§ **Task objective**
Make an exact copy of all the records.
═════ Record list ═════
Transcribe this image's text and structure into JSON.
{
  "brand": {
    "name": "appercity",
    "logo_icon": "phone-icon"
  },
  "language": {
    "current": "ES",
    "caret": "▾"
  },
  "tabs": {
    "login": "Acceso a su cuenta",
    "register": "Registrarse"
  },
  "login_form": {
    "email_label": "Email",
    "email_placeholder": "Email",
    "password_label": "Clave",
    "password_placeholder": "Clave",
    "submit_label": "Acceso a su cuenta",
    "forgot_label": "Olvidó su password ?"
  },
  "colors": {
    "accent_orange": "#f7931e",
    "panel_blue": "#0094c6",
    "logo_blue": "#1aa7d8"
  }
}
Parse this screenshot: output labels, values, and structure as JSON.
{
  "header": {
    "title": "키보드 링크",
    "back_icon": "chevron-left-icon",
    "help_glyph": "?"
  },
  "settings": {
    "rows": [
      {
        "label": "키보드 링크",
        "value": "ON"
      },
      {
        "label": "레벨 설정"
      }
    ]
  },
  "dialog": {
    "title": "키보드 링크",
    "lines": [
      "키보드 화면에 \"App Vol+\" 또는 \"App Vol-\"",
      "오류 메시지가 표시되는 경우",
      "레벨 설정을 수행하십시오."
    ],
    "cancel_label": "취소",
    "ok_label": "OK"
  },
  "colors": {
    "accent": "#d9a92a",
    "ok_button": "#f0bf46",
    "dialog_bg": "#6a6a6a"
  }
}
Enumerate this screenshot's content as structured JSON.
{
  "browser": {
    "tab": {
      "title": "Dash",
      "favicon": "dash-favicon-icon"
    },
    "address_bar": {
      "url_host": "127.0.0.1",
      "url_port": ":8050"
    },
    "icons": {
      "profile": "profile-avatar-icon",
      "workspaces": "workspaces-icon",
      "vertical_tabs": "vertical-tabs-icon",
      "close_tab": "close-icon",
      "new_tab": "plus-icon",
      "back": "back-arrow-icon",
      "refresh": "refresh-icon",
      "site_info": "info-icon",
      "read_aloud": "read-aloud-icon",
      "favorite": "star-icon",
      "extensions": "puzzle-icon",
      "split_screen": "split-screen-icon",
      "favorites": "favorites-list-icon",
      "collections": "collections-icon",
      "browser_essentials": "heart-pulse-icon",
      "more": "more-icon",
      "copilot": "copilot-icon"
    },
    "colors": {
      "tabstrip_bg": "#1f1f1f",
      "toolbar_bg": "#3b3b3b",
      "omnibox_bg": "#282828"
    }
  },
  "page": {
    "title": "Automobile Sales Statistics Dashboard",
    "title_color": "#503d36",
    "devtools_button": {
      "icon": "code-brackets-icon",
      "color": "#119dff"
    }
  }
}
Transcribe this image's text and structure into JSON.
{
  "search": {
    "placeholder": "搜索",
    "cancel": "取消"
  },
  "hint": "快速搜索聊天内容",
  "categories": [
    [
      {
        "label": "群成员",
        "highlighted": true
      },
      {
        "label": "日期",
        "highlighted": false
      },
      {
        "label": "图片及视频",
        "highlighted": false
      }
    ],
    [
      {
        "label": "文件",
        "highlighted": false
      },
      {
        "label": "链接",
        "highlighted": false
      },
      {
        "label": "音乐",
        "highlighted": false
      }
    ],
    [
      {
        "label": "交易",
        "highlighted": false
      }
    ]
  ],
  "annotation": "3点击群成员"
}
═════
§ **Correct result**
Transcribe this image's text and structure into JSON.
{
  "brand": {
    "name": "appercity",
    "logo_icon": "phone-icon"
  },
  "language": {
    "current": "ES",
    "caret": "▾"
  },
  "tabs": {
    "login": "Acceso a su cuenta",
    "register": "Registrarse"
  },
  "login_form": {
    "email_label": "Email",
    "email_placeholder": "Email",
    "password_label": "Clave",
    "password_placeholder": "Clave",
    "submit_label": "Acceso a su cuenta",
    "forgot_label": "Olvidó su password ?"
  },
  "colors": {
    "accent_orange": "#f7931e",
    "panel_blue": "#0094c6",
    "logo_blue": "#1aa7d8"
  }
}
Parse this screenshot: output labels, values, and structure as JSON.
{
  "header": {
    "title": "키보드 링크",
    "back_icon": "chevron-left-icon",
    "help_glyph": "?"
  },
  "settings": {
    "rows": [
      {
        "label": "키보드 링크",
        "value": "ON"
      },
      {
        "label": "레벨 설정"
      }
    ]
  },
  "dialog": {
    "title": "키보드 링크",
    "lines": [
      "키보드 화면에 \"App Vol+\" 또는 \"App Vol-\"",
      "오류 메시지가 표시되는 경우",
      "레벨 설정을 수행하십시오."
    ],
    "cancel_label": "취소",
    "ok_label": "OK"
  },
  "colors": {
    "accent": "#d9a92a",
    "ok_button": "#f0bf46",
    "dialog_bg": "#6a6a6a"
  }
}
Enumerate this screenshot's content as structured JSON.
{
  "browser": {
    "tab": {
      "title": "Dash",
      "favicon": "dash-favicon-icon"
    },
    "address_bar": {
      "url_host": "127.0.0.1",
      "url_port": ":8050"
    },
    "icons": {
      "profile": "profile-avatar-icon",
      "workspaces": "workspaces-icon",
      "vertical_tabs": "vertical-tabs-icon",
      "close_tab": "close-icon",
      "new_tab": "plus-icon",
      "back": "back-arrow-icon",
      "refresh": "refresh-icon",
      "site_info": "info-icon",
      "read_aloud": "read-aloud-icon",
      "favorite": "star-icon",
      "extensions": "puzzle-icon",
      "split_screen": "split-screen-icon",
      "favorites": "favorites-list-icon",
      "collections": "collections-icon",
      "browser_essentials": "heart-pulse-icon",
      "more": "more-icon",
      "copilot": "copilot-icon"
    },
    "colors": {
      "tabstrip_bg": "#1f1f1f",
      "toolbar_bg": "#3b3b3b",
      "omnibox_bg": "#282828"
    }
  },
  "page": {
    "title": "Automobile Sales Statistics Dashboard",
    "title_color": "#503d36",
    "devtools_button": {
      "icon": "code-brackets-icon",
      "color": "#119dff"
    }
  }
}
Transcribe this image's text and structure into JSON.
{
  "search": {
    "placeholder": "搜索",
    "cancel": "取消"
  },
  "hint": "快速搜索聊天内容",
  "categories": [
    [
      {
        "label": "群成员",
        "highlighted": true
      },
      {
        "label": "日期",
        "highlighted": false
      },
      {
        "label": "图片及视频",
        "highlighted": false
      }
    ],
    [
      {
        "label": "文件",
        "highlighted": false
      },
      {
        "label": "链接",
        "highlighted": false
      },
      {
        "label": "音乐",
        "highlighted": false
      }
    ],
    [
      {
        "label": "交易",
        "highlighted": false
      }
    ]
  ],
  "annotation": "3点击群成员"
}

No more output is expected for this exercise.